Dataset excerpts
^^^^^^^^^^^^^^^^
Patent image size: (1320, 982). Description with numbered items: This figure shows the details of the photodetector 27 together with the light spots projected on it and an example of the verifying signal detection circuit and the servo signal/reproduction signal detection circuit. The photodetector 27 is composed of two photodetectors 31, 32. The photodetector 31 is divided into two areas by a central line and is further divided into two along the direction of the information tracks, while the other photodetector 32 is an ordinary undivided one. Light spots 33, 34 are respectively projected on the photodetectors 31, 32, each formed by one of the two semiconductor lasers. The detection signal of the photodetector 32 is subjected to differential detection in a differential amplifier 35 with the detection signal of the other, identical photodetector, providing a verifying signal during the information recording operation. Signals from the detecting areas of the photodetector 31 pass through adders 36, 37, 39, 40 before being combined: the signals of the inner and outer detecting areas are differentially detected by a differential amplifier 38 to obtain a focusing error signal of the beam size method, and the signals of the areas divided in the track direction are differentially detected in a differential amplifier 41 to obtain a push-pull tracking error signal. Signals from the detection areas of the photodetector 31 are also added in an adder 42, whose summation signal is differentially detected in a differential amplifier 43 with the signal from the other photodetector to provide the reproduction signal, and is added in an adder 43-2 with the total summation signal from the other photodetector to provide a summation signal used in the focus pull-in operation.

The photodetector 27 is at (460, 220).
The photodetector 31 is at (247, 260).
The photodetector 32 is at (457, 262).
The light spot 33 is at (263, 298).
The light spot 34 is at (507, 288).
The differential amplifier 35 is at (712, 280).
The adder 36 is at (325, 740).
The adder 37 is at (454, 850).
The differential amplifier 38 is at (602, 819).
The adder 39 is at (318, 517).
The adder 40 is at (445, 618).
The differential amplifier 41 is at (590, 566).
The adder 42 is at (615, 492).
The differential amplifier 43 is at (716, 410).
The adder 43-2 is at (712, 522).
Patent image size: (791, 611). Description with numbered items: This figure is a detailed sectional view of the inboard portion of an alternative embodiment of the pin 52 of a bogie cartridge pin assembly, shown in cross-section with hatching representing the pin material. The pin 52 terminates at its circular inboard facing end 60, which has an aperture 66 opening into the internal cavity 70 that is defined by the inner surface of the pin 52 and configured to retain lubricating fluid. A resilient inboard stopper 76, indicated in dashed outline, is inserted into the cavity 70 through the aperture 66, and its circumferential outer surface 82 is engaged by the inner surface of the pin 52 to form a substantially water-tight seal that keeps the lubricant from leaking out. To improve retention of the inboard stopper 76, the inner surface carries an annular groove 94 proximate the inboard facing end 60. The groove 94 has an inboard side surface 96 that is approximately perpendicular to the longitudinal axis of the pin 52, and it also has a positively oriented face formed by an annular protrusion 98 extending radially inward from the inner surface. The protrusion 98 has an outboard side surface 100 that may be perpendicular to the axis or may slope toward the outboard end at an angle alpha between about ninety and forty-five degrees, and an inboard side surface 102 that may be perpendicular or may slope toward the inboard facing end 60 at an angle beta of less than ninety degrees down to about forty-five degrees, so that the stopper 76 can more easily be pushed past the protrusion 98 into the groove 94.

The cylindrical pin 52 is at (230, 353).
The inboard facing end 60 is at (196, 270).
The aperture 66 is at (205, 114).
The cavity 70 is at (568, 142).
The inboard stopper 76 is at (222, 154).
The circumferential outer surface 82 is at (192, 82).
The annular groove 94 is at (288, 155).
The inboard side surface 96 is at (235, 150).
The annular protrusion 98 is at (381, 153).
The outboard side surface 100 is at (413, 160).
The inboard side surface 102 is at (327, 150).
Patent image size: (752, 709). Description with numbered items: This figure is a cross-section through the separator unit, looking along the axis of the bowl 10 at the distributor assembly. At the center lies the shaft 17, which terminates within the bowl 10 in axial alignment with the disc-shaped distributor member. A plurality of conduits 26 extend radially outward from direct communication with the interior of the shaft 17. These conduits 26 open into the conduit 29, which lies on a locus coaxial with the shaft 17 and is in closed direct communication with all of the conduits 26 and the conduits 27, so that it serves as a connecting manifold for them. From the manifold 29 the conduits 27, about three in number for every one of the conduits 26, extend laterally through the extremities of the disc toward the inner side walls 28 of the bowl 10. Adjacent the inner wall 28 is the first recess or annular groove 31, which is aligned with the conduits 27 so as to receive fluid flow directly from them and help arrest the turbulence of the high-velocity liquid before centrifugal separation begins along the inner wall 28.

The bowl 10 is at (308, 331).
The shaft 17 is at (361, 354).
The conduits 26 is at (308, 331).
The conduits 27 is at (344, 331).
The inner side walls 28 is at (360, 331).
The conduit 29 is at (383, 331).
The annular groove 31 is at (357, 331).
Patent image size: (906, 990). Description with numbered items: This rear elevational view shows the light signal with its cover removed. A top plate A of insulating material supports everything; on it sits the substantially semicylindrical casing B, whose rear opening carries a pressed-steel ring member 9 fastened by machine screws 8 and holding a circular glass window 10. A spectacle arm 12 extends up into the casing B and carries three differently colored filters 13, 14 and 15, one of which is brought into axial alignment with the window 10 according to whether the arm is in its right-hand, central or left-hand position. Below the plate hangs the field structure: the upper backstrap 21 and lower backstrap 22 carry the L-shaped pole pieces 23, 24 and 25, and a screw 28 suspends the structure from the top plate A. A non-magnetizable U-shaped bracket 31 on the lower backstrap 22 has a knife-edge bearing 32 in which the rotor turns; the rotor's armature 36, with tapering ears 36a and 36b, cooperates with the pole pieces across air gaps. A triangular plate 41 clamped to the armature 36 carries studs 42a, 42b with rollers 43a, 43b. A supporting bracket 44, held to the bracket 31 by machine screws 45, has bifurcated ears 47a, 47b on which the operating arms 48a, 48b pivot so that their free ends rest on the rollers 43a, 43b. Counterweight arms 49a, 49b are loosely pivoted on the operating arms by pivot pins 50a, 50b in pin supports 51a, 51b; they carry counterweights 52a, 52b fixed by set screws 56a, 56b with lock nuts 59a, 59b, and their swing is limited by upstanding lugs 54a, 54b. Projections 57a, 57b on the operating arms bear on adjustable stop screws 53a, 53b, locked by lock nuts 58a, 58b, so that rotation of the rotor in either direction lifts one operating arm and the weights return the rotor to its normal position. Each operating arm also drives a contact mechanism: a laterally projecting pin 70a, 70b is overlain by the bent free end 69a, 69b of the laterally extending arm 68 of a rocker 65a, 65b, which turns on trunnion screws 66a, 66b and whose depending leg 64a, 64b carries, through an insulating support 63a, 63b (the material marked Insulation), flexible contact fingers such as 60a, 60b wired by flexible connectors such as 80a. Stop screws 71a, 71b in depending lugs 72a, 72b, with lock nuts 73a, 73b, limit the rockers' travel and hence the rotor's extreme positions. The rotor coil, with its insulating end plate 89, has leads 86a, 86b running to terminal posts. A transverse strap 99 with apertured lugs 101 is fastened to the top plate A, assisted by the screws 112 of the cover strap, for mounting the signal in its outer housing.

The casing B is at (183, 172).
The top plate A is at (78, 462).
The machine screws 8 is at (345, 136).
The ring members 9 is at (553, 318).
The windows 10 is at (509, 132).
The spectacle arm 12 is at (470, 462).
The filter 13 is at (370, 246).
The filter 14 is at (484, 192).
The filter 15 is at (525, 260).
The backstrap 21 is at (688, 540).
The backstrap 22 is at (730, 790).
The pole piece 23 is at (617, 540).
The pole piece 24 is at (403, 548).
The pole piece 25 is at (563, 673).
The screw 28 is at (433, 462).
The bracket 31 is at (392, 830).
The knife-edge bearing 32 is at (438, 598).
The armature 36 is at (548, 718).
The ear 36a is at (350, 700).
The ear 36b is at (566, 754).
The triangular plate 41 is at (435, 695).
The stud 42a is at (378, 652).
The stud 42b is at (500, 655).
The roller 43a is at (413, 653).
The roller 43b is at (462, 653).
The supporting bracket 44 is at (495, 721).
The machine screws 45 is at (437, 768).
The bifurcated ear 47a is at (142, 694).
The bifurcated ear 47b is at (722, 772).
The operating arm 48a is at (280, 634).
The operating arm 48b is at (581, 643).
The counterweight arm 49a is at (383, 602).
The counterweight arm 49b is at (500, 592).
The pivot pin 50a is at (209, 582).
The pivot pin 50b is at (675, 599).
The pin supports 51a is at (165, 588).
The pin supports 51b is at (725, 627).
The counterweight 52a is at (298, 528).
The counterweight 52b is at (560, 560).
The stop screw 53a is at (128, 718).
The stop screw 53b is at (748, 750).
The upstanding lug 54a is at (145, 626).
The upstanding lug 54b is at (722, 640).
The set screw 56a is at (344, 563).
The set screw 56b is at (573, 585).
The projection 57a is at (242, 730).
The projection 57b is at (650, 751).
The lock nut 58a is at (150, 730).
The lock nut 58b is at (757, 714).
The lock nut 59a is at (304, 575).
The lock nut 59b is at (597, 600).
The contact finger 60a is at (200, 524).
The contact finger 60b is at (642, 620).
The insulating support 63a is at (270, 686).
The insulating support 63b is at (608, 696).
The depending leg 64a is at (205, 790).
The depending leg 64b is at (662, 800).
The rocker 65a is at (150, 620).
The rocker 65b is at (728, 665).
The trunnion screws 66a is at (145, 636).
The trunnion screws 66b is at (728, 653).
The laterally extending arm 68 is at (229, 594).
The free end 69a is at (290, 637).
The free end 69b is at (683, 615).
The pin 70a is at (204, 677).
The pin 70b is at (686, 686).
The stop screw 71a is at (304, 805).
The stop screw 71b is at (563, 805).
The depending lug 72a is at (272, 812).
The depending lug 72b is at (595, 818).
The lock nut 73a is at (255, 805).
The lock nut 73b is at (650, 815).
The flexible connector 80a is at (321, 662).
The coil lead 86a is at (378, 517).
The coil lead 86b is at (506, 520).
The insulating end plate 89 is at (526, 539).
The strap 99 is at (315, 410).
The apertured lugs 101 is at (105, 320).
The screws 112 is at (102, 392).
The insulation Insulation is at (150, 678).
^^^^^^^^^^^^^^^^
> **Your instructions**:
Reproduce verbatim the part of the records that begins with the line containing "Patent image size: (752, 709)." and ends with the line containing "The annular groove 31 is at (357, 331).".

> **Worked answer**:
Patent image size: (752, 709). Description with numbered items: This figure is a cross-section through the separator unit, looking along the axis of the bowl 10 at the distributor assembly. At the center lies the shaft 17, which terminates within the bowl 10 in axial alignment with the disc-shaped distributor member. A plurality of conduits 26 extend radially outward from direct communication with the interior of the shaft 17. These conduits 26 open into the conduit 29, which lies on a locus coaxial with the shaft 17 and is in closed direct communication with all of the conduits 26 and the conduits 27, so that it serves as a connecting manifold for them. From the manifold 29 the conduits 27, about three in number for every one of the conduits 26, extend laterally through the extremities of the disc toward the inner side walls 28 of the bowl 10. Adjacent the inner wall 28 is the first recess or annular groove 31, which is aligned with the conduits 27 so as to receive fluid flow directly from them and help arrest the turbulence of the high-velocity liquid before centrifugal separation begins along the inner wall 28.

The bowl 10 is at (308, 331).
The shaft 17 is at (361, 354).
The conduits 26 is at (308, 331).
The conduits 27 is at (344, 331).
The inner side walls 28 is at (360, 331).
The conduit 29 is at (383, 331).
The annular groove 31 is at (357, 331).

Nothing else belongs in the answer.